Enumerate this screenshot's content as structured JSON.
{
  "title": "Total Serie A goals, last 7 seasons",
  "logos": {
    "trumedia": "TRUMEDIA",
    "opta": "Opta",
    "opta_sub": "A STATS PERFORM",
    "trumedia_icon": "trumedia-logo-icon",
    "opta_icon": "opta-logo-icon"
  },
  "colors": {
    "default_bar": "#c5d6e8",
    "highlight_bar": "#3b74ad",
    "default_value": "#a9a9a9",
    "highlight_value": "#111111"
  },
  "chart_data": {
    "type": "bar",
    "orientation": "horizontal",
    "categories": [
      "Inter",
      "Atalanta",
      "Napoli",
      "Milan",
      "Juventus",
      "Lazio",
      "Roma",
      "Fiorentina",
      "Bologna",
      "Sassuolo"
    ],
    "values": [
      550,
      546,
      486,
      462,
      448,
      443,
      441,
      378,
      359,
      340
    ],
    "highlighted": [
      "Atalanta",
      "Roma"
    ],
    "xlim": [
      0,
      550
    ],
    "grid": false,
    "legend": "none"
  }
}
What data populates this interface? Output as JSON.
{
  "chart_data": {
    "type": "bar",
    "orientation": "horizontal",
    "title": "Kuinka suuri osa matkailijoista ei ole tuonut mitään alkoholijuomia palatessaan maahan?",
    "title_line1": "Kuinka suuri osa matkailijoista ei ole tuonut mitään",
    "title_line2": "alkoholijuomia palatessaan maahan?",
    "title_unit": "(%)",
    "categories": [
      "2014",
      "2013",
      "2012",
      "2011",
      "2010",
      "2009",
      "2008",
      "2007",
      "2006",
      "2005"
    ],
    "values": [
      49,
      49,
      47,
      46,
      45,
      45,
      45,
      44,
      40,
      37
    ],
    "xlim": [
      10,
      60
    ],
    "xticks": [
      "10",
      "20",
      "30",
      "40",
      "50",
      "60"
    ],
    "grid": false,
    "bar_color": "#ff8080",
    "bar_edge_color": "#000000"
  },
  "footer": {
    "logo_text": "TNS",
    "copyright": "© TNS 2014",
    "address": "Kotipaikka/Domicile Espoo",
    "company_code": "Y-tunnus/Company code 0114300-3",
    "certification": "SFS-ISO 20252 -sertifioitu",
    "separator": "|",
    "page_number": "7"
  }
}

----------

Given task: Please reproduce each line exactly as written.

Answer to this task:
Enumerate this screenshot's content as structured JSON.
{
  "title": "Total Serie A goals, last 7 seasons",
  "logos": {
    "trumedia": "TRUMEDIA",
    "opta": "Opta",
    "opta_sub": "A STATS PERFORM",
    "trumedia_icon": "trumedia-logo-icon",
    "opta_icon": "opta-logo-icon"
  },
  "colors": {
    "default_bar": "#c5d6e8",
    "highlight_bar": "#3b74ad",
    "default_value": "#a9a9a9",
    "highlight_value": "#111111"
  },
  "chart_data": {
    "type": "bar",
    "orientation": "horizontal",
    "categories": [
      "Inter",
      "Atalanta",
      "Napoli",
      "Milan",
      "Juventus",
      "Lazio",
      "Roma",
      "Fiorentina",
      "Bologna",
      "Sassuolo"
    ],
    "values": [
      550,
      546,
      486,
      462,
      448,
      443,
      441,
      378,
      359,
      340
    ],
    "highlighted": [
      "Atalanta",
      "Roma"
    ],
    "xlim": [
      0,
      550
    ],
    "grid": false,
    "legend": "none"
  }
}
What data populates this interface? Output as JSON.
{
  "chart_data": {
    "type": "bar",
    "orientation": "horizontal",
    "title": "Kuinka suuri osa matkailijoista ei ole tuonut mitään alkoholijuomia palatessaan maahan?",
    "title_line1": "Kuinka suuri osa matkailijoista ei ole tuonut mitään",
    "title_line2": "alkoholijuomia palatessaan maahan?",
    "title_unit": "(%)",
    "categories": [
      "2014",
      "2013",
      "2012",
      "2011",
      "2010",
      "2009",
      "2008",
      "2007",
      "2006",
      "2005"
    ],
    "values": [
      49,
      49,
      47,
      46,
      45,
      45,
      45,
      44,
      40,
      37
    ],
    "xlim": [
      10,
      60
    ],
    "xticks": [
      "10",
      "20",
      "30",
      "40",
      "50",
      "60"
    ],
    "grid": false,
    "bar_color": "#ff8080",
    "bar_edge_color": "#000000"
  },
  "footer": {
    "logo_text": "TNS",
    "copyright": "© TNS 2014",
    "address": "Kotipaikka/Domicile Espoo",
    "company_code": "Y-tunnus/Company code 0114300-3",
    "certification": "SFS-ISO 20252 -sertifioitu",
    "separator": "|",
    "page_number": "7"
  }
}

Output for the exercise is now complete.